### Records for this task
◆ ◆ ◆
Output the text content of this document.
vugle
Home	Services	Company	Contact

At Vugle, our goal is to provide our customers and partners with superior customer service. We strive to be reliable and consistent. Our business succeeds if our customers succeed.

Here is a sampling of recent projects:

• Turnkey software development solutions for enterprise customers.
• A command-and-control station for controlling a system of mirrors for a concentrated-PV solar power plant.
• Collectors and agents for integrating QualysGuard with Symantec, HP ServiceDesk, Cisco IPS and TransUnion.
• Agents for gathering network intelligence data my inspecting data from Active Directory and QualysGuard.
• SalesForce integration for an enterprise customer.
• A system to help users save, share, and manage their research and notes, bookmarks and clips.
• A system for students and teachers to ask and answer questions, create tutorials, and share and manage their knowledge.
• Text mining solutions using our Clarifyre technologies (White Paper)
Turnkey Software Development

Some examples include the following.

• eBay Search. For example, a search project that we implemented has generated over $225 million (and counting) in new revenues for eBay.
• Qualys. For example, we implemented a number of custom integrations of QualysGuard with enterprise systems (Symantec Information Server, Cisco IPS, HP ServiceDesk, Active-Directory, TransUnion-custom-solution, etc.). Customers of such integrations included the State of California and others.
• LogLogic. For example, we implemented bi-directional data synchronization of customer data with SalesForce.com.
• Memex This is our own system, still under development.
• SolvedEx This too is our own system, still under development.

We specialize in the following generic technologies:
◆ ◆ ◆
### The exercise
Print every record exactly as it was given.

### Output
Output the text content of this document.
vugle
Home	Services	Company	Contact

At Vugle, our goal is to provide our customers and partners with superior customer service. We strive to be reliable and consistent. Our business succeeds if our customers succeed.

Here is a sampling of recent projects:

• Turnkey software development solutions for enterprise customers.
• A command-and-control station for controlling a system of mirrors for a concentrated-PV solar power plant.
• Collectors and agents for integrating QualysGuard with Symantec, HP ServiceDesk, Cisco IPS and TransUnion.
• Agents for gathering network intelligence data my inspecting data from Active Directory and QualysGuard.
• SalesForce integration for an enterprise customer.
• A system to help users save, share, and manage their research and notes, bookmarks and clips.
• A system for students and teachers to ask and answer questions, create tutorials, and share and manage their knowledge.
• Text mining solutions using our Clarifyre technologies (White Paper)
Turnkey Software Development

Some examples include the following.

• eBay Search. For example, a search project that we implemented has generated over $225 million (and counting) in new revenues for eBay.
• Qualys. For example, we implemented a number of custom integrations of QualysGuard with enterprise systems (Symantec Information Server, Cisco IPS, HP ServiceDesk, Active-Directory, TransUnion-custom-solution, etc.). Customers of such integrations included the State of California and others.
• LogLogic. For example, we implemented bi-directional data synchronization of customer data with SalesForce.com.
• Memex This is our own system, still under development.
• SolvedEx This too is our own system, still under development.

We specialize in the following generic technologies:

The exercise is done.